Exercise task: Write every record out again exactly as given.

··· Data for this task

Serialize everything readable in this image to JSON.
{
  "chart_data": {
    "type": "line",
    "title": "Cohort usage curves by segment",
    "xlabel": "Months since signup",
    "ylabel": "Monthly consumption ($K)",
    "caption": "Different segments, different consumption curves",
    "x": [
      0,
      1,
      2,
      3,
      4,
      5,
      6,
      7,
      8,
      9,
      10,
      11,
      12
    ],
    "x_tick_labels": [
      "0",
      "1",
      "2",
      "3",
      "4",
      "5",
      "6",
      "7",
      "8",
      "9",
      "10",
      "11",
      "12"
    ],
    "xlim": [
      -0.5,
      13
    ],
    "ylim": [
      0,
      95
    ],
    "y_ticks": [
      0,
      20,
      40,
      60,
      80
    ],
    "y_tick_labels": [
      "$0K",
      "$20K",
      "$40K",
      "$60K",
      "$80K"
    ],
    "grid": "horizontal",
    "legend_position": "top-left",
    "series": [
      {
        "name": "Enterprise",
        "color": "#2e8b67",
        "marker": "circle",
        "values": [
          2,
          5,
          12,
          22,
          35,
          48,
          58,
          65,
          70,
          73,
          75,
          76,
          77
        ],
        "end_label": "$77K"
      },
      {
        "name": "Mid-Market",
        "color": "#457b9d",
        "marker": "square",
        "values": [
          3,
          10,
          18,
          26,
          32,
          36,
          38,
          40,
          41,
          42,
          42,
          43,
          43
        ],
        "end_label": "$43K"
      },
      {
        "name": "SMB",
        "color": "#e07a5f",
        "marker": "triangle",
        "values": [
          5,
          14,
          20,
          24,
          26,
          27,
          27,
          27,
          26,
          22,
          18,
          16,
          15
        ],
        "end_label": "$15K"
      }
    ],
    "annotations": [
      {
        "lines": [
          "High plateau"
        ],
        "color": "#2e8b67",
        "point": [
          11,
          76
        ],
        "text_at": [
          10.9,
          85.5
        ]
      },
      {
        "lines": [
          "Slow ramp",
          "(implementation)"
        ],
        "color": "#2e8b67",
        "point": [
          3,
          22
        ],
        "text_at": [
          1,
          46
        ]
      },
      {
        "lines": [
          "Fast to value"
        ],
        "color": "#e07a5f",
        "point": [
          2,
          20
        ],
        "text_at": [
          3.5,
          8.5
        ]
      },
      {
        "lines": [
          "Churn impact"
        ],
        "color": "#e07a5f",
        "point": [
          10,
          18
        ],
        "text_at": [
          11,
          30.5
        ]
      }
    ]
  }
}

······

Solution to this exercise:
Serialize everything readable in this image to JSON.
{
  "chart_data": {
    "type": "line",
    "title": "Cohort usage curves by segment",
    "xlabel": "Months since signup",
    "ylabel": "Monthly consumption ($K)",
    "caption": "Different segments, different consumption curves",
    "x": [
      0,
      1,
      2,
      3,
      4,
      5,
      6,
      7,
      8,
      9,
      10,
      11,
      12
    ],
    "x_tick_labels": [
      "0",
      "1",
      "2",
      "3",
      "4",
      "5",
      "6",
      "7",
      "8",
      "9",
      "10",
      "11",
      "12"
    ],
    "xlim": [
      -0.5,
      13
    ],
    "ylim": [
      0,
      95
    ],
    "y_ticks": [
      0,
      20,
      40,
      60,
      80
    ],
    "y_tick_labels": [
      "$0K",
      "$20K",
      "$40K",
      "$60K",
      "$80K"
    ],
    "grid": "horizontal",
    "legend_position": "top-left",
    "series": [
      {
        "name": "Enterprise",
        "color": "#2e8b67",
        "marker": "circle",
        "values": [
          2,
          5,
          12,
          22,
          35,
          48,
          58,
          65,
          70,
          73,
          75,
          76,
          77
        ],
        "end_label": "$77K"
      },
      {
        "name": "Mid-Market",
        "color": "#457b9d",
        "marker": "square",
        "values": [
          3,
          10,
          18,
          26,
          32,
          36,
          38,
          40,
          41,
          42,
          42,
          43,
          43
        ],
        "end_label": "$43K"
      },
      {
        "name": "SMB",
        "color": "#e07a5f",
        "marker": "triangle",
        "values": [
          5,
          14,
          20,
          24,
          26,
          27,
          27,
          27,
          26,
          22,
          18,
          16,
          15
        ],
        "end_label": "$15K"
      }
    ],
    "annotations": [
      {
        "lines": [
          "High plateau"
        ],
        "color": "#2e8b67",
        "point": [
          11,
          76
        ],
        "text_at": [
          10.9,
          85.5
        ]
      },
      {
        "lines": [
          "Slow ramp",
          "(implementation)"
        ],
        "color": "#2e8b67",
        "point": [
          3,
          22
        ],
        "text_at": [
          1,
          46
        ]
      },
      {
        "lines": [
          "Fast to value"
        ],
        "color": "#e07a5f",
        "point": [
          2,
          20
        ],
        "text_at": [
          3.5,
          8.5
        ]
      },
      {
        "lines": [
          "Churn impact"
        ],
        "color": "#e07a5f",
        "point": [
          10,
          18
        ],
        "text_at": [
          11,
          30.5
        ]
      }
    ]
  }
}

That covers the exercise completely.